§ **Stated goal**
Read the lines that follow and pick out every one containing the word "frac".

Collected data entries
################
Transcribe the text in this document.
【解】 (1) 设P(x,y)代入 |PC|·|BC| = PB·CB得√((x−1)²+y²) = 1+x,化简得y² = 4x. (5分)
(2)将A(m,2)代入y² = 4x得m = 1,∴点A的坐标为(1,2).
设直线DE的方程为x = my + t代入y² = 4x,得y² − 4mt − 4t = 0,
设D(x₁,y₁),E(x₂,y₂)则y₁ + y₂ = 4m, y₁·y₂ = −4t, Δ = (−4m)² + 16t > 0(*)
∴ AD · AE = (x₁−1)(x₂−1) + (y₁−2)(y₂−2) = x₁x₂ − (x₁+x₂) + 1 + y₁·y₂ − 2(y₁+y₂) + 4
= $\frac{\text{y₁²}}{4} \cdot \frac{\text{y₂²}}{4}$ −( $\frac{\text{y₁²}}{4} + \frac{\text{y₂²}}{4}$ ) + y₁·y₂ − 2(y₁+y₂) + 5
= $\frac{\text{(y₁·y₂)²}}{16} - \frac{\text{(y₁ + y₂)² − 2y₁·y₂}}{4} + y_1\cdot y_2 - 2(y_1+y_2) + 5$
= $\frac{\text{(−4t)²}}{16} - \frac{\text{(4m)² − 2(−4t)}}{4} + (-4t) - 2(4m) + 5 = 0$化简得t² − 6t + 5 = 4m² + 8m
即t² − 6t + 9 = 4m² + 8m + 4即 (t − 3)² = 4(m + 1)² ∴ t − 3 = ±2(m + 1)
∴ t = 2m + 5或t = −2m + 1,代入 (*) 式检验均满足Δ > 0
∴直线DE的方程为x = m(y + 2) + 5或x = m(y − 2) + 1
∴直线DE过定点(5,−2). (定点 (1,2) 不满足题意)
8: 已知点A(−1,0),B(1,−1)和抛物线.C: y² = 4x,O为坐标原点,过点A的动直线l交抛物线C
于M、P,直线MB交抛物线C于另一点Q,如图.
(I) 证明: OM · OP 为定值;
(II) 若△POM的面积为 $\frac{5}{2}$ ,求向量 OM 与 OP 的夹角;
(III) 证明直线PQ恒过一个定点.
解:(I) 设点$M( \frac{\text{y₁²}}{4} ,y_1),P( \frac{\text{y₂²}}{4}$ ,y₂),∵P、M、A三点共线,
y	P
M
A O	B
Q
################
§ **Result of this task**
= $\frac{\text{y₁²}}{4} \cdot \frac{\text{y₂²}}{4}$ −( $\frac{\text{y₁²}}{4} + \frac{\text{y₂²}}{4}$ ) + y₁·y₂ − 2(y₁+y₂) + 5
= $\frac{\text{(y₁·y₂)²}}{16} - \frac{\text{(y₁ + y₂)² − 2y₁·y₂}}{4} + y_1\cdot y_2 - 2(y_1+y_2) + 5$
= $\frac{\text{(−4t)²}}{16} - \frac{\text{(4m)² − 2(−4t)}}{4} + (-4t) - 2(4m) + 5 = 0$化简得t² − 6t + 5 = 4m² + 8m
(II) 若△POM的面积为 $\frac{5}{2}$ ,求向量 OM 与 OP 的夹角;
解:(I) 设点$M( \frac{\text{y₁²}}{4} ,y_1),P( \frac{\text{y₂²}}{4}$ ,y₂),∵P、M、A三点共线,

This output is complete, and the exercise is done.